*What to produce*.
Find the string "text" in the records. Copy every line it appears in.

*Supplied records*.
## BEGIN

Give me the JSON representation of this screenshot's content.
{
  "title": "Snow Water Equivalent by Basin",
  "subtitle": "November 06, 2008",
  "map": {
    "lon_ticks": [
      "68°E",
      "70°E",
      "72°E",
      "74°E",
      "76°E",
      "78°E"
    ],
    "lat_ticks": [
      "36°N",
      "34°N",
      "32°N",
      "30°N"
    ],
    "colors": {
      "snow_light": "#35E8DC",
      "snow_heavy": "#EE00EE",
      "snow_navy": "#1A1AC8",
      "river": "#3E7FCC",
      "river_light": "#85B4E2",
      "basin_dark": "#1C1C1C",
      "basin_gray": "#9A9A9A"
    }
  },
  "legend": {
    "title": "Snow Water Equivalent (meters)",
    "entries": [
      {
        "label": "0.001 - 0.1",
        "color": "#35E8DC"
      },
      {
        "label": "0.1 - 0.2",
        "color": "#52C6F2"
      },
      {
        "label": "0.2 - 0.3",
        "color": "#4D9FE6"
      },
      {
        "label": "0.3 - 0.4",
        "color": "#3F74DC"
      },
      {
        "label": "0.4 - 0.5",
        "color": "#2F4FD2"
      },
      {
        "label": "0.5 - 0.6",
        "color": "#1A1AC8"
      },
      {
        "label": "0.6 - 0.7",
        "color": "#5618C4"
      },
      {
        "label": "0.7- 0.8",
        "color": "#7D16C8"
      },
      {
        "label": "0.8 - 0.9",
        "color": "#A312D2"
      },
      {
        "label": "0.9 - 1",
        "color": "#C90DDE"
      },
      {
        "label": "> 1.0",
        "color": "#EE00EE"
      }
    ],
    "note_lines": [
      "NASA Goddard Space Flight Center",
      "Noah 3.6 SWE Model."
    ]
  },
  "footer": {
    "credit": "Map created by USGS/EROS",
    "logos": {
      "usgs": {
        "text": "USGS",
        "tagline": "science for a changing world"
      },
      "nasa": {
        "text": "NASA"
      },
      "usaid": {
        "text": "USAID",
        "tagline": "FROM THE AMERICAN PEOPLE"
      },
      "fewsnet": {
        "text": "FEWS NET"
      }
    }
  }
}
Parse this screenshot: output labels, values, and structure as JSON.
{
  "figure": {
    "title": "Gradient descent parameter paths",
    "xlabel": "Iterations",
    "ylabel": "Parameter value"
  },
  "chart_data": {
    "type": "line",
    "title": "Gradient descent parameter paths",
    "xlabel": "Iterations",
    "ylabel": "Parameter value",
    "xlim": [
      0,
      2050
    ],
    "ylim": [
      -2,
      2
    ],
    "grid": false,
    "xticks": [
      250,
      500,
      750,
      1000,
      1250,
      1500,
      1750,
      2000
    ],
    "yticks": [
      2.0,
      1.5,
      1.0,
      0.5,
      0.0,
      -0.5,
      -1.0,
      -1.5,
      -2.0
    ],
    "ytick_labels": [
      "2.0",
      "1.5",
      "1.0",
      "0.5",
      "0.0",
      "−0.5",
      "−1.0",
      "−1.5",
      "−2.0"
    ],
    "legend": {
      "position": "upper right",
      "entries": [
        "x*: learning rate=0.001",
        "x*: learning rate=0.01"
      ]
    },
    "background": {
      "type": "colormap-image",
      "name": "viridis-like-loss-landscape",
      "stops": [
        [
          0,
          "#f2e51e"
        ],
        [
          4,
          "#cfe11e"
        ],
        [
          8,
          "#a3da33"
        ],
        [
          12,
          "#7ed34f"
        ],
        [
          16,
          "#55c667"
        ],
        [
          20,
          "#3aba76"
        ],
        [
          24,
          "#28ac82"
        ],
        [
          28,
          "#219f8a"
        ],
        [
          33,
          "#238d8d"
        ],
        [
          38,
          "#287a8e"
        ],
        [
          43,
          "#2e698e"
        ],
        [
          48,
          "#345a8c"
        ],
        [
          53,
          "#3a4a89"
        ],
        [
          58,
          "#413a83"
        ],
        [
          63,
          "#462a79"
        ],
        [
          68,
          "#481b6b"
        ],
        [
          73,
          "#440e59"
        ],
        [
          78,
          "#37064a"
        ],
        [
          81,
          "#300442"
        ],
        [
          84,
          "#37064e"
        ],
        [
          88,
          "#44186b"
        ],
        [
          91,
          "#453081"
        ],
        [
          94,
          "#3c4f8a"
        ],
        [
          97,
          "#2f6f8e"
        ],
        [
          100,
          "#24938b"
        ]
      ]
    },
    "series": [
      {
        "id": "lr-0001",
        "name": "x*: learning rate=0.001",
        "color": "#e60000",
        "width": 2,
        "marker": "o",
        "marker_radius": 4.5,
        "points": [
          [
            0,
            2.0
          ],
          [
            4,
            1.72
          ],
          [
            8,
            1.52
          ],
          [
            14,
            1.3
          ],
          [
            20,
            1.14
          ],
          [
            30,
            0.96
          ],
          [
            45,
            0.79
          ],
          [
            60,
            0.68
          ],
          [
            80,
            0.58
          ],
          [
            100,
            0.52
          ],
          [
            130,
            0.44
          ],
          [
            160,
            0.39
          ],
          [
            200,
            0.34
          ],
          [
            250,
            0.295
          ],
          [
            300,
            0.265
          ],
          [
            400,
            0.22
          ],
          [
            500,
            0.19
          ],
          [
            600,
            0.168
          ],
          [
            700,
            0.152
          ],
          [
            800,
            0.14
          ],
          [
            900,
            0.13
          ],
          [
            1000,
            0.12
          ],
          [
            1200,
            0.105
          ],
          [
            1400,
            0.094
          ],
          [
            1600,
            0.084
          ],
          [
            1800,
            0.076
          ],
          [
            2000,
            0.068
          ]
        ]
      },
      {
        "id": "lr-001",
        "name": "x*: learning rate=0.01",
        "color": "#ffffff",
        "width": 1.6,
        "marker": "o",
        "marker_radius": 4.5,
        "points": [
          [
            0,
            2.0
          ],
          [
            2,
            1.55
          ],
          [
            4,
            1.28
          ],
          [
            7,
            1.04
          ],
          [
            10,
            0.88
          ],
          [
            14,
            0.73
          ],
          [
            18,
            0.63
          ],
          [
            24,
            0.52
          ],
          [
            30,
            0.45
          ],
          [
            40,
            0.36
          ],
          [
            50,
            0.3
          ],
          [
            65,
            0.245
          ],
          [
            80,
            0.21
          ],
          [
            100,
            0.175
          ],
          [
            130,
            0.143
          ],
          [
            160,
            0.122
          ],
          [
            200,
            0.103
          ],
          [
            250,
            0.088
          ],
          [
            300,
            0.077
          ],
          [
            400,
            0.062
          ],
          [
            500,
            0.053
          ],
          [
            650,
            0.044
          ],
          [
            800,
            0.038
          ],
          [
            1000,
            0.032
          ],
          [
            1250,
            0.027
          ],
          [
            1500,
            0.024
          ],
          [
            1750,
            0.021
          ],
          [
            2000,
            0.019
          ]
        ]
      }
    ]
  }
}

## END

*Output of the exercise*.
        "text": "USGS",
        "text": "NASA"
        "text": "USAID",
        "text": "FEWS NET"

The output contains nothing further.